START

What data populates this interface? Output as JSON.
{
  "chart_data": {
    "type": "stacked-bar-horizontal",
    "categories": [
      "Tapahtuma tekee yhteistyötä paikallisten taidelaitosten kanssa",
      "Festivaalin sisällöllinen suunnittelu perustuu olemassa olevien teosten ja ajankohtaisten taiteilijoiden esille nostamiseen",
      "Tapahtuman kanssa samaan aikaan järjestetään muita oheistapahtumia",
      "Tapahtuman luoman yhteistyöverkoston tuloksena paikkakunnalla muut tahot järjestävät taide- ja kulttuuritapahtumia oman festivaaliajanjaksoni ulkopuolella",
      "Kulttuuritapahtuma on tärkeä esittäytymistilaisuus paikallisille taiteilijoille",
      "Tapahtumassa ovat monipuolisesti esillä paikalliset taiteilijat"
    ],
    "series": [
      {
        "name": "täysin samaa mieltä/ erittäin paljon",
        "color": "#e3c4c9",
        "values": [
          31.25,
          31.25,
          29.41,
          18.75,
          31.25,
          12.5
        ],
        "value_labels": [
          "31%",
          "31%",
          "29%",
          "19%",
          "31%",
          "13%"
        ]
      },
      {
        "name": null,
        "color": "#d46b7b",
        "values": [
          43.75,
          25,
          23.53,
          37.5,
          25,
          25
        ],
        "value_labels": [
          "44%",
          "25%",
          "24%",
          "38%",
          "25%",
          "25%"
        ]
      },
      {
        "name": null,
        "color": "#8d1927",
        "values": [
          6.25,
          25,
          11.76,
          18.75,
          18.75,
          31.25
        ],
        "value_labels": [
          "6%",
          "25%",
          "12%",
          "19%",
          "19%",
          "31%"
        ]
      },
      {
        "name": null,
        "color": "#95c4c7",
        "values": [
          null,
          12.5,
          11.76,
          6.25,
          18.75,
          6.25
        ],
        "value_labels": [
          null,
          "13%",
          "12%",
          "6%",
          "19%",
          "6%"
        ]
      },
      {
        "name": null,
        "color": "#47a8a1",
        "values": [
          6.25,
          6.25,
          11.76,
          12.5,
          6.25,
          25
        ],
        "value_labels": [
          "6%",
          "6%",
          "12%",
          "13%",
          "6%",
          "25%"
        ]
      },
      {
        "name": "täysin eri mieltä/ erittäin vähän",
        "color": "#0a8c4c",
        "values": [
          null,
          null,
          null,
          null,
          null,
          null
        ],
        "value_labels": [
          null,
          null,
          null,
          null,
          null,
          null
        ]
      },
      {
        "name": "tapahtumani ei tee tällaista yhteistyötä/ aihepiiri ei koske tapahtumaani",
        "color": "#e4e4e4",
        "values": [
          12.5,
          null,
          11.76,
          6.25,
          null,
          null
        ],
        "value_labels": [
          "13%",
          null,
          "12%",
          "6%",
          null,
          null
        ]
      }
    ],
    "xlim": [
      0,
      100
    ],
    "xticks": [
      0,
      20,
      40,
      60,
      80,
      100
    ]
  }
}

END

STATED EXERCISE: Tell how many lines of the data include the word "color", and nothing else.

SOLUTION FOR THIS TASK: 7